▸ **TASK TO CARRY OUT**
Gather up all lines that carry the word "Brasil".

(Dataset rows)
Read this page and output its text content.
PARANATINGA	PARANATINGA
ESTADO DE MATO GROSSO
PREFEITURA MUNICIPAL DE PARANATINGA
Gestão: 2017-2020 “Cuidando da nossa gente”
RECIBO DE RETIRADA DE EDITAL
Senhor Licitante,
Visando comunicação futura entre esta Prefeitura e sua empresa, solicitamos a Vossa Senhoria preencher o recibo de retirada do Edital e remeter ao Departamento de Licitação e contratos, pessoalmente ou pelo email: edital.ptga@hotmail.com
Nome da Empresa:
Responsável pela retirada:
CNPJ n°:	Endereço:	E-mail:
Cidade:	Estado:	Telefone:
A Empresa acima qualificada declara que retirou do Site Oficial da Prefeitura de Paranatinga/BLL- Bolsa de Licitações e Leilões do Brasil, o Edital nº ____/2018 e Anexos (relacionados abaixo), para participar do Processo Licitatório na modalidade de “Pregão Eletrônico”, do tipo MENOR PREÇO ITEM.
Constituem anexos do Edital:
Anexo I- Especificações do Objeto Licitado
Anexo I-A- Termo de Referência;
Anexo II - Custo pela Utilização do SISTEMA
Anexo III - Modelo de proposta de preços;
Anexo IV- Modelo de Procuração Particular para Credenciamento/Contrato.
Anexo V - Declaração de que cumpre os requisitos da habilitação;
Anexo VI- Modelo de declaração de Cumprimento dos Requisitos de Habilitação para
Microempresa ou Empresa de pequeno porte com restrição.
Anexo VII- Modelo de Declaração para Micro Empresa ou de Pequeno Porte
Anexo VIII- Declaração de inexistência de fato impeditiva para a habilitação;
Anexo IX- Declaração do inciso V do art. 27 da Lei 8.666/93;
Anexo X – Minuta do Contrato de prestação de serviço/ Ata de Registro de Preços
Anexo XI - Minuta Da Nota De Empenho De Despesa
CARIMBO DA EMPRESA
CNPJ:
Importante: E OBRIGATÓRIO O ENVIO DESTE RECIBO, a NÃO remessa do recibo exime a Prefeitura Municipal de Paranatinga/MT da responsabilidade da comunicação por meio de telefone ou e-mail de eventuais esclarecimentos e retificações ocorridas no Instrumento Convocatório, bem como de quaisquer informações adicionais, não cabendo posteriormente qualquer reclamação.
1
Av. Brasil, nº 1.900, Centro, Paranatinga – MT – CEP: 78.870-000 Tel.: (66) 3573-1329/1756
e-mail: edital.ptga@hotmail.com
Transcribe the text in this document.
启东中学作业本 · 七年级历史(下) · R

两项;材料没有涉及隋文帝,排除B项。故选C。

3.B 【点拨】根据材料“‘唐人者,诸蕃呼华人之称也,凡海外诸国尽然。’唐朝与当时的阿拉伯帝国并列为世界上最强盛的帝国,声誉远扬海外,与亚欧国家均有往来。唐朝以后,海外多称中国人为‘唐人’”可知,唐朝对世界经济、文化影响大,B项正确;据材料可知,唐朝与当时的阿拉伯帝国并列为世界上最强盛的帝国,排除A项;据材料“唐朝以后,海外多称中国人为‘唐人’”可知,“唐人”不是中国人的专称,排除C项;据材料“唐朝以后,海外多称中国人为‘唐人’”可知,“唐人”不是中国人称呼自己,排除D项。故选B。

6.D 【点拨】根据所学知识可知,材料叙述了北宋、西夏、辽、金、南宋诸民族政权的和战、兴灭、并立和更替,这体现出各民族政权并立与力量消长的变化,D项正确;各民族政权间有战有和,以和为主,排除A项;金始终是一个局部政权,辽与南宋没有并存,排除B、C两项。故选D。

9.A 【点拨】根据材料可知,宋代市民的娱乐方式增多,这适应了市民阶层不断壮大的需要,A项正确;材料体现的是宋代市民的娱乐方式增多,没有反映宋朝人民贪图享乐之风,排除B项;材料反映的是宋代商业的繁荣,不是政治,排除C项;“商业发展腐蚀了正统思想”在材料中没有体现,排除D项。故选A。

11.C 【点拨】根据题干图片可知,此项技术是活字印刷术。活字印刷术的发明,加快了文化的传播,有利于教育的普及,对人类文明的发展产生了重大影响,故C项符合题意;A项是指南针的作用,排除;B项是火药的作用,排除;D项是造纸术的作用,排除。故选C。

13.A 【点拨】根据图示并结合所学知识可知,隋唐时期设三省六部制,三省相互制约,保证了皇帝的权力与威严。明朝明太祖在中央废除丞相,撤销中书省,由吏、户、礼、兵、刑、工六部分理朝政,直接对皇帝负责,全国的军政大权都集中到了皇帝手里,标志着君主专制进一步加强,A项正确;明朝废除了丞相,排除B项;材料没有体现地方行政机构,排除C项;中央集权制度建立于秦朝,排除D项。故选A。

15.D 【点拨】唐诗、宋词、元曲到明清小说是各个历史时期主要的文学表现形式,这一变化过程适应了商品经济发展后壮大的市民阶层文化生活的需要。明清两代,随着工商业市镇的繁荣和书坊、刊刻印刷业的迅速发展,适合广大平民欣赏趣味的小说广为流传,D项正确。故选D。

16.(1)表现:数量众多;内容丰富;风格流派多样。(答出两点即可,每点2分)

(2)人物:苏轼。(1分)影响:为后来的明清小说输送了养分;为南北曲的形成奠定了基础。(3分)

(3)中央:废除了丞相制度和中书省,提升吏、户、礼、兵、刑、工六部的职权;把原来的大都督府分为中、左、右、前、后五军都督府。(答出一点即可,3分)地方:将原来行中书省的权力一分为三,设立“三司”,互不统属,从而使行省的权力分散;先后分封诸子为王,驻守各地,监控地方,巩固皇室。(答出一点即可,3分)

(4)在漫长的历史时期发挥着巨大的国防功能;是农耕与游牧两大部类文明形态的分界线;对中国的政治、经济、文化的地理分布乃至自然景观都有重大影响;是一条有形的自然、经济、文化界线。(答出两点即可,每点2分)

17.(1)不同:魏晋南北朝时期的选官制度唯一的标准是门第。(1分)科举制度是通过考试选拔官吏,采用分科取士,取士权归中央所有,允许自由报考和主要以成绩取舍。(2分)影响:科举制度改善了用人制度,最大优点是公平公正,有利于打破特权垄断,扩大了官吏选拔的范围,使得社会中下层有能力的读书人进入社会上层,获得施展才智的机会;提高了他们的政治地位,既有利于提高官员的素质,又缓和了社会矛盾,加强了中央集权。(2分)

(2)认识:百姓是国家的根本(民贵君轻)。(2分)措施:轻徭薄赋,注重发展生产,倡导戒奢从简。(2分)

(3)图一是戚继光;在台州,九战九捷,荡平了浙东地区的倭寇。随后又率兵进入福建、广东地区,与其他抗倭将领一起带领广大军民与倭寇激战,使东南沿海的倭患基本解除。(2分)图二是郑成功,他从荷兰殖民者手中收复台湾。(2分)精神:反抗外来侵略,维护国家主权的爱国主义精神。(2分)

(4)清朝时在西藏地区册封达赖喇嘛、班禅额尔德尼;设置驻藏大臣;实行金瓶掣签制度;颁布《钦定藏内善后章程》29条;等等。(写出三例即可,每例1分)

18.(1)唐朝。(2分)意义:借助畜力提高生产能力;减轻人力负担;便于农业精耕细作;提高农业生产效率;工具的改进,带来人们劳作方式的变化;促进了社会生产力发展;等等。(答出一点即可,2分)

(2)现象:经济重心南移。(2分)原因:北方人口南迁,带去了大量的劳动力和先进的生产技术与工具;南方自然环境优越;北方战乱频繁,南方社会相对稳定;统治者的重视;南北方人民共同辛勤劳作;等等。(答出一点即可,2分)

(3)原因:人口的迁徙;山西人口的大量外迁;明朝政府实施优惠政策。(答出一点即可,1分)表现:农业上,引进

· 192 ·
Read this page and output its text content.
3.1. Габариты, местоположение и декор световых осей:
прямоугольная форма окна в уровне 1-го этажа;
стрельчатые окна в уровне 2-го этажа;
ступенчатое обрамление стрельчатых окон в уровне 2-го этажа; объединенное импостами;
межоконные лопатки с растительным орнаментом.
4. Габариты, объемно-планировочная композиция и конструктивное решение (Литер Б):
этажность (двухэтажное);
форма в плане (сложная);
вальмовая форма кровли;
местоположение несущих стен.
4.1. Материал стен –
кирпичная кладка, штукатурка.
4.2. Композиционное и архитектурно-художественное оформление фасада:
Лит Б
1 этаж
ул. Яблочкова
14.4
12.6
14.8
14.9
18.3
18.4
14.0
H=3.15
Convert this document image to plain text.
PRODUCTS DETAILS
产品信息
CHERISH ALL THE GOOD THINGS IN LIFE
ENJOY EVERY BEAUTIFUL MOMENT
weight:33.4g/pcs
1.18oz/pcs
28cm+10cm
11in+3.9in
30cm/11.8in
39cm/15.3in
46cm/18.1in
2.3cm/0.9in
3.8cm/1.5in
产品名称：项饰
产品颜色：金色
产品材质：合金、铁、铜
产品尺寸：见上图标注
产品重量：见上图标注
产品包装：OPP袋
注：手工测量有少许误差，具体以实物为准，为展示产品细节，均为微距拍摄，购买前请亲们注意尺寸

▸ **EXERCISE RESULT**
A Empresa acima qualificada declara que retirou do Site Oficial da Prefeitura de Paranatinga/BLL- Bolsa de Licitações e Leilões do Brasil, o Edital nº ____/2018 e Anexos (relacionados abaixo), para participar do Processo Licitatório na modalidade de “Pregão Eletrônico”, do tipo MENOR PREÇO ITEM.
Av. Brasil, nº 1.900, Centro, Paranatinga – MT – CEP: 78.870-000 Tel.: (66) 3573-1329/1756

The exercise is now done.